#### [Exercise details]
Copy each entry as it stands, leaving nothing out.

•••••

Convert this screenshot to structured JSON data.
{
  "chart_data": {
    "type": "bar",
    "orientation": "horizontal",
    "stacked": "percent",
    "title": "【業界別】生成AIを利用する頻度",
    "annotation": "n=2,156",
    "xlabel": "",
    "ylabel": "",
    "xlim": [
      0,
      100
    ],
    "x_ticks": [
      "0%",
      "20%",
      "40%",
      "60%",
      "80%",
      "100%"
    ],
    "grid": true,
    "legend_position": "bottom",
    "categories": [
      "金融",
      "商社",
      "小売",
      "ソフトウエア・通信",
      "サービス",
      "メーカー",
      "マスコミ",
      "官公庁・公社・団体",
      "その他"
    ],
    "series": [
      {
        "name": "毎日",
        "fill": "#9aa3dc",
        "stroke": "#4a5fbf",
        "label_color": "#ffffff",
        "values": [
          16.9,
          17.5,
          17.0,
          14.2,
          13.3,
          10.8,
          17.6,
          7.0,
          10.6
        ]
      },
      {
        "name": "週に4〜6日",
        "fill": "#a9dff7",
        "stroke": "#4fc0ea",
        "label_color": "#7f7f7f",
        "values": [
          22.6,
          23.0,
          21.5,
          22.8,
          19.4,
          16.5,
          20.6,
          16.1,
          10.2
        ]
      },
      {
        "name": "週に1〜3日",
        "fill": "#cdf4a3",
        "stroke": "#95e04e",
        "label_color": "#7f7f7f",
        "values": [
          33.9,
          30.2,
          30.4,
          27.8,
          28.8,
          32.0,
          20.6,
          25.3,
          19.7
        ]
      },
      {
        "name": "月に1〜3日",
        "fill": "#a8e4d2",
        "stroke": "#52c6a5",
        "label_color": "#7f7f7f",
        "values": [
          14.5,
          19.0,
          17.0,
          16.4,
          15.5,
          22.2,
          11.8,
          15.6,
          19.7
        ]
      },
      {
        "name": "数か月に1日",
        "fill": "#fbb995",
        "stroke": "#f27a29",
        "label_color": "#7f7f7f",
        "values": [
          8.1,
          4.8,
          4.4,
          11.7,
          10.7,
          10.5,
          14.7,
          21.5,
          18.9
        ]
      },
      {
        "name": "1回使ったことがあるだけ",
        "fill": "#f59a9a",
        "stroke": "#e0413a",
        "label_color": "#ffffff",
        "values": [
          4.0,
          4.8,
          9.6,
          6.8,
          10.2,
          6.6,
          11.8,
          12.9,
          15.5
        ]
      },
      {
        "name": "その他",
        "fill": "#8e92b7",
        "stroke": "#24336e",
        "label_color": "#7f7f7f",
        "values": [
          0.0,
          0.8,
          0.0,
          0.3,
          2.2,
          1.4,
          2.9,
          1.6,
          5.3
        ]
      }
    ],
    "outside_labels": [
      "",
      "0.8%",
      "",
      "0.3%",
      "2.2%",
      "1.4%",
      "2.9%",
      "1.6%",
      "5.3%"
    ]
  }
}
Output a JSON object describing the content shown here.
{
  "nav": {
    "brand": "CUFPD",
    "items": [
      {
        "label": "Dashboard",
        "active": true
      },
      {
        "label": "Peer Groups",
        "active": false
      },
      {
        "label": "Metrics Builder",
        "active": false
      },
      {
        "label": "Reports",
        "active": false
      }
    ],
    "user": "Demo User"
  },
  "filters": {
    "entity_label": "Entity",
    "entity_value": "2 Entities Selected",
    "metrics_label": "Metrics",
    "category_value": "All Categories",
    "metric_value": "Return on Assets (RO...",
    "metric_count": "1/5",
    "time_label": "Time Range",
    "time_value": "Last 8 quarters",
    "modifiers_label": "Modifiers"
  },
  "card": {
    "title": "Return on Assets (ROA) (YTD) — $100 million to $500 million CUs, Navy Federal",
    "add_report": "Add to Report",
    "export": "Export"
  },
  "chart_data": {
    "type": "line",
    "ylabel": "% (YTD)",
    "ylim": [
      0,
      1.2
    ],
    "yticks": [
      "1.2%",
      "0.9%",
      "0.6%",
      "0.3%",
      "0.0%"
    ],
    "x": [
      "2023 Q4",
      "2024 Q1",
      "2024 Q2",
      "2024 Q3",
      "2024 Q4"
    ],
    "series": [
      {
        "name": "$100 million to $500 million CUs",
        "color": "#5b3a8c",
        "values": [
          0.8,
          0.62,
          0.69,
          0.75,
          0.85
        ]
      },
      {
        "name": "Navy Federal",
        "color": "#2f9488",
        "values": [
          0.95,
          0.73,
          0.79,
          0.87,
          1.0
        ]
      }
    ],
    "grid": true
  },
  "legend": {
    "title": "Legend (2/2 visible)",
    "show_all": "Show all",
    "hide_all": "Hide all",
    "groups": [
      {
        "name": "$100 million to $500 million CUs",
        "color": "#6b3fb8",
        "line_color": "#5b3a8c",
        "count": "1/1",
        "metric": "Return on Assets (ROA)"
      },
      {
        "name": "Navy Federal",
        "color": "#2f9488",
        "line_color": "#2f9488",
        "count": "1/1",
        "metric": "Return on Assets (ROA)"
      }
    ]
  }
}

•••••

#### [Answer in full]
Convert this screenshot to structured JSON data.
{
  "chart_data": {
    "type": "bar",
    "orientation": "horizontal",
    "stacked": "percent",
    "title": "【業界別】生成AIを利用する頻度",
    "annotation": "n=2,156",
    "xlabel": "",
    "ylabel": "",
    "xlim": [
      0,
      100
    ],
    "x_ticks": [
      "0%",
      "20%",
      "40%",
      "60%",
      "80%",
      "100%"
    ],
    "grid": true,
    "legend_position": "bottom",
    "categories": [
      "金融",
      "商社",
      "小売",
      "ソフトウエア・通信",
      "サービス",
      "メーカー",
      "マスコミ",
      "官公庁・公社・団体",
      "その他"
    ],
    "series": [
      {
        "name": "毎日",
        "fill": "#9aa3dc",
        "stroke": "#4a5fbf",
        "label_color": "#ffffff",
        "values": [
          16.9,
          17.5,
          17.0,
          14.2,
          13.3,
          10.8,
          17.6,
          7.0,
          10.6
        ]
      },
      {
        "name": "週に4〜6日",
        "fill": "#a9dff7",
        "stroke": "#4fc0ea",
        "label_color": "#7f7f7f",
        "values": [
          22.6,
          23.0,
          21.5,
          22.8,
          19.4,
          16.5,
          20.6,
          16.1,
          10.2
        ]
      },
      {
        "name": "週に1〜3日",
        "fill": "#cdf4a3",
        "stroke": "#95e04e",
        "label_color": "#7f7f7f",
        "values": [
          33.9,
          30.2,
          30.4,
          27.8,
          28.8,
          32.0,
          20.6,
          25.3,
          19.7
        ]
      },
      {
        "name": "月に1〜3日",
        "fill": "#a8e4d2",
        "stroke": "#52c6a5",
        "label_color": "#7f7f7f",
        "values": [
          14.5,
          19.0,
          17.0,
          16.4,
          15.5,
          22.2,
          11.8,
          15.6,
          19.7
        ]
      },
      {
        "name": "数か月に1日",
        "fill": "#fbb995",
        "stroke": "#f27a29",
        "label_color": "#7f7f7f",
        "values": [
          8.1,
          4.8,
          4.4,
          11.7,
          10.7,
          10.5,
          14.7,
          21.5,
          18.9
        ]
      },
      {
        "name": "1回使ったことがあるだけ",
        "fill": "#f59a9a",
        "stroke": "#e0413a",
        "label_color": "#ffffff",
        "values": [
          4.0,
          4.8,
          9.6,
          6.8,
          10.2,
          6.6,
          11.8,
          12.9,
          15.5
        ]
      },
      {
        "name": "その他",
        "fill": "#8e92b7",
        "stroke": "#24336e",
        "label_color": "#7f7f7f",
        "values": [
          0.0,
          0.8,
          0.0,
          0.3,
          2.2,
          1.4,
          2.9,
          1.6,
          5.3
        ]
      }
    ],
    "outside_labels": [
      "",
      "0.8%",
      "",
      "0.3%",
      "2.2%",
      "1.4%",
      "2.9%",
      "1.6%",
      "5.3%"
    ]
  }
}
Output a JSON object describing the content shown here.
{
  "nav": {
    "brand": "CUFPD",
    "items": [
      {
        "label": "Dashboard",
        "active": true
      },
      {
        "label": "Peer Groups",
        "active": false
      },
      {
        "label": "Metrics Builder",
        "active": false
      },
      {
        "label": "Reports",
        "active": false
      }
    ],
    "user": "Demo User"
  },
  "filters": {
    "entity_label": "Entity",
    "entity_value": "2 Entities Selected",
    "metrics_label": "Metrics",
    "category_value": "All Categories",
    "metric_value": "Return on Assets (RO...",
    "metric_count": "1/5",
    "time_label": "Time Range",
    "time_value": "Last 8 quarters",
    "modifiers_label": "Modifiers"
  },
  "card": {
    "title": "Return on Assets (ROA) (YTD) — $100 million to $500 million CUs, Navy Federal",
    "add_report": "Add to Report",
    "export": "Export"
  },
  "chart_data": {
    "type": "line",
    "ylabel": "% (YTD)",
    "ylim": [
      0,
      1.2
    ],
    "yticks": [
      "1.2%",
      "0.9%",
      "0.6%",
      "0.3%",
      "0.0%"
    ],
    "x": [
      "2023 Q4",
      "2024 Q1",
      "2024 Q2",
      "2024 Q3",
      "2024 Q4"
    ],
    "series": [
      {
        "name": "$100 million to $500 million CUs",
        "color": "#5b3a8c",
        "values": [
          0.8,
          0.62,
          0.69,
          0.75,
          0.85
        ]
      },
      {
        "name": "Navy Federal",
        "color": "#2f9488",
        "values": [
          0.95,
          0.73,
          0.79,
          0.87,
          1.0
        ]
      }
    ],
    "grid": true
  },
  "legend": {
    "title": "Legend (2/2 visible)",
    "show_all": "Show all",
    "hide_all": "Hide all",
    "groups": [
      {
        "name": "$100 million to $500 million CUs",
        "color": "#6b3fb8",
        "line_color": "#5b3a8c",
        "count": "1/1",
        "metric": "Return on Assets (ROA)"
      },
      {
        "name": "Navy Federal",
        "color": "#2f9488",
        "line_color": "#2f9488",
        "count": "1/1",
        "metric": "Return on Assets (ROA)"
      }
    ]
  }
}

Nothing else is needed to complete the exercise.